(Collected data)
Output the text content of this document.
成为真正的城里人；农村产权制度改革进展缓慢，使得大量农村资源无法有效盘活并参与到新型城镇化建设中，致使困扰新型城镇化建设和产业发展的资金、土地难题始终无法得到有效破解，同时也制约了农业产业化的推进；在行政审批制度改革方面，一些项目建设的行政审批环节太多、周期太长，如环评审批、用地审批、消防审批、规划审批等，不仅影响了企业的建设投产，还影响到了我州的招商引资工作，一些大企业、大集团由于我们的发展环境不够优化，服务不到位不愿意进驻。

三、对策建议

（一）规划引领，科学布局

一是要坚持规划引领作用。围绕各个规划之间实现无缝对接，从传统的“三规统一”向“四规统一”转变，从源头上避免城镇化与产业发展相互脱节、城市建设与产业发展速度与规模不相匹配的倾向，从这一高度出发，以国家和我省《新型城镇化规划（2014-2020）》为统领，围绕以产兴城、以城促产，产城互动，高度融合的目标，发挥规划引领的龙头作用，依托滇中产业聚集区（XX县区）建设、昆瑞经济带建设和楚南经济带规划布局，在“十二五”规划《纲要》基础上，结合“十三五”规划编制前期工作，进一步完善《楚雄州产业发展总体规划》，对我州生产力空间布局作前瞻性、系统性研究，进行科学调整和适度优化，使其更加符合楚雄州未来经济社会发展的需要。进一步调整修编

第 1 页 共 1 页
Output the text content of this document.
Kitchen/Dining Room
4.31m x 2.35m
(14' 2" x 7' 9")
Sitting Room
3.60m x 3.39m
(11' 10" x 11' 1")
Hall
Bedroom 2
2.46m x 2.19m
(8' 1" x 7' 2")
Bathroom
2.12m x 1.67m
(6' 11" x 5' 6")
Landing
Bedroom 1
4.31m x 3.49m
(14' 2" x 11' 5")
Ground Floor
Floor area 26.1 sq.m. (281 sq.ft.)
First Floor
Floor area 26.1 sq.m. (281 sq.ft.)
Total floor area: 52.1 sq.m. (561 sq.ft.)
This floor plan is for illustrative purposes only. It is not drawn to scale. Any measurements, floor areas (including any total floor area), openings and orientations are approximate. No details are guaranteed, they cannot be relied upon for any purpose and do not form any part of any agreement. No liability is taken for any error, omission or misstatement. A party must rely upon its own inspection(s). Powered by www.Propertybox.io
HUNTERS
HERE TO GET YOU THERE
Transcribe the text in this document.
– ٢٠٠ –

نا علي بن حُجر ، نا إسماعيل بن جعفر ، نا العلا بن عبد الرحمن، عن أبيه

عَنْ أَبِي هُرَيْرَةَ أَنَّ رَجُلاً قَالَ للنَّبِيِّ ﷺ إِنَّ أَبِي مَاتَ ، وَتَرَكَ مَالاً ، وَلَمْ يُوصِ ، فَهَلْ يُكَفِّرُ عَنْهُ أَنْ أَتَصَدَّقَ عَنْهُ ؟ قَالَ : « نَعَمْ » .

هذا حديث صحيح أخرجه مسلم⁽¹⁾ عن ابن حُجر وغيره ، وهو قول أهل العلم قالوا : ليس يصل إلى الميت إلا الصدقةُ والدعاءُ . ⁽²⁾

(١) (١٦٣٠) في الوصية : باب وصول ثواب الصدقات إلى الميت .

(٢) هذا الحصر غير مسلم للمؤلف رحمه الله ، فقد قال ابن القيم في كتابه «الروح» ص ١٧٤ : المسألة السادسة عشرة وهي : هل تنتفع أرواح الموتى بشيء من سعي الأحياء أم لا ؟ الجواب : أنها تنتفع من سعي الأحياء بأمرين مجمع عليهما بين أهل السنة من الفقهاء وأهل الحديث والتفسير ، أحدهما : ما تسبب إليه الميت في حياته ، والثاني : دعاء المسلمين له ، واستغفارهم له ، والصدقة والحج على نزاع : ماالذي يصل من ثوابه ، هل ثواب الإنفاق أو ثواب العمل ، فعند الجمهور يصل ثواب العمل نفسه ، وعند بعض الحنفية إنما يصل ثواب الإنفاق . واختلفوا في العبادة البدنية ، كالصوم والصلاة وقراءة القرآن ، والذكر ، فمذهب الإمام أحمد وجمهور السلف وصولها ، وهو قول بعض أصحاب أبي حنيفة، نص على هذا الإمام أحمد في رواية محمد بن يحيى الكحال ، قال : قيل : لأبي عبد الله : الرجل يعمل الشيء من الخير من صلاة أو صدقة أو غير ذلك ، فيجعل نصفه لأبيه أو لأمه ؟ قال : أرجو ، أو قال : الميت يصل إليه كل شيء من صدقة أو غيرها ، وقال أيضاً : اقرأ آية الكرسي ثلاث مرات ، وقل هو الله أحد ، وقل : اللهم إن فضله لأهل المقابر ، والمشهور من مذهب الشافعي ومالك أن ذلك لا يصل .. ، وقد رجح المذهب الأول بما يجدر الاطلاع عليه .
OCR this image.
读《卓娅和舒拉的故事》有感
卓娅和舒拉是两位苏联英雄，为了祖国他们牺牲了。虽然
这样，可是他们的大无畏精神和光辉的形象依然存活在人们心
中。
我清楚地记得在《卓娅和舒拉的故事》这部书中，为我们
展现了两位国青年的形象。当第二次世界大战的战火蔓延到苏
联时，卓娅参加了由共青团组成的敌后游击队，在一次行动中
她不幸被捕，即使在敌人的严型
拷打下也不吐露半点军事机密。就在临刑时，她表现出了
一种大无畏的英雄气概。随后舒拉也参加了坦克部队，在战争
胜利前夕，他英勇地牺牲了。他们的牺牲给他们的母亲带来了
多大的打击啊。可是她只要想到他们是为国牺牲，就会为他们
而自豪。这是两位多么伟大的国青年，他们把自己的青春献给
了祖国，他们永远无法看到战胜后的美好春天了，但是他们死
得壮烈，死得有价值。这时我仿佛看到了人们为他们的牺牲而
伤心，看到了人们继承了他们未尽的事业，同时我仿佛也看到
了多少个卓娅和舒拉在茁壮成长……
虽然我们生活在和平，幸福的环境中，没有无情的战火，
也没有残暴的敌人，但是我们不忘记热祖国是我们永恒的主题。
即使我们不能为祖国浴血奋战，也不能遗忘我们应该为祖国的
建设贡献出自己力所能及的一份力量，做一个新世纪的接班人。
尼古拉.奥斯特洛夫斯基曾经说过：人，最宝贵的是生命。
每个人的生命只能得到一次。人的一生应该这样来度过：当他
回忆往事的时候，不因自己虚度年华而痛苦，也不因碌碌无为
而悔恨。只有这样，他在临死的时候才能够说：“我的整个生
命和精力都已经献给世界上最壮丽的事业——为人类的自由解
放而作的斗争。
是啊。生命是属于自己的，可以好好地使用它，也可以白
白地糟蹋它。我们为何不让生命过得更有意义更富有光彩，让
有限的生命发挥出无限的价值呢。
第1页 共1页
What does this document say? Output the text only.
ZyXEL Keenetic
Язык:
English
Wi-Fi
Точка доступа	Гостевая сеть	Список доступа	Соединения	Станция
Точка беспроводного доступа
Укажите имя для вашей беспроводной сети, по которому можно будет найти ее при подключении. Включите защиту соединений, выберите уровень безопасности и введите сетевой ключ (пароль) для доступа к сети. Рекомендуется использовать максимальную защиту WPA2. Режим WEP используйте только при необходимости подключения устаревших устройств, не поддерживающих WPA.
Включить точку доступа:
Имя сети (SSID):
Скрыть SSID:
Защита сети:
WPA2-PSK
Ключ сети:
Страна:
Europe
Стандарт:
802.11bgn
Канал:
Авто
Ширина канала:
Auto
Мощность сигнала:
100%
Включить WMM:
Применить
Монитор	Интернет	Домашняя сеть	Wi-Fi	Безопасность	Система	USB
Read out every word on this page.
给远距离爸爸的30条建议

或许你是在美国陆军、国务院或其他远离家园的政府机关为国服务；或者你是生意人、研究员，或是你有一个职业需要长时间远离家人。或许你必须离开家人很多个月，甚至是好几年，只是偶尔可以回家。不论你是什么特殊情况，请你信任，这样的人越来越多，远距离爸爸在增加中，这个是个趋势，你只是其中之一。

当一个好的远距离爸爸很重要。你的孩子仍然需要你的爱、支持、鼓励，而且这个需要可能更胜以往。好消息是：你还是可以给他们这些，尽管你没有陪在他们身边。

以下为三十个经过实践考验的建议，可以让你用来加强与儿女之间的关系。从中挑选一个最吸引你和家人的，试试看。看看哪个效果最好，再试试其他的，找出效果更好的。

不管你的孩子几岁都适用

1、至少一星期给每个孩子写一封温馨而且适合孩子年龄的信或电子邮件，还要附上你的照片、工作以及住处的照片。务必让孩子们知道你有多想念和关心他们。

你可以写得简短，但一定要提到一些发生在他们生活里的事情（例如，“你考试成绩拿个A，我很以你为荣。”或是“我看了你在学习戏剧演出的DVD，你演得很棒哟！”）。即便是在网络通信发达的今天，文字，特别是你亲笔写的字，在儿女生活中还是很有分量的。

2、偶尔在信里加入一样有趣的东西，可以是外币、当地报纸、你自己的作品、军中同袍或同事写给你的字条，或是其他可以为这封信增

OBJECTIVE
In the listing, find all lines with the string "卓娅和舒拉的故事" and copy them.

RESULT
读《卓娅和舒拉的故事》有感
我清楚地记得在《卓娅和舒拉的故事》这部书中，为我们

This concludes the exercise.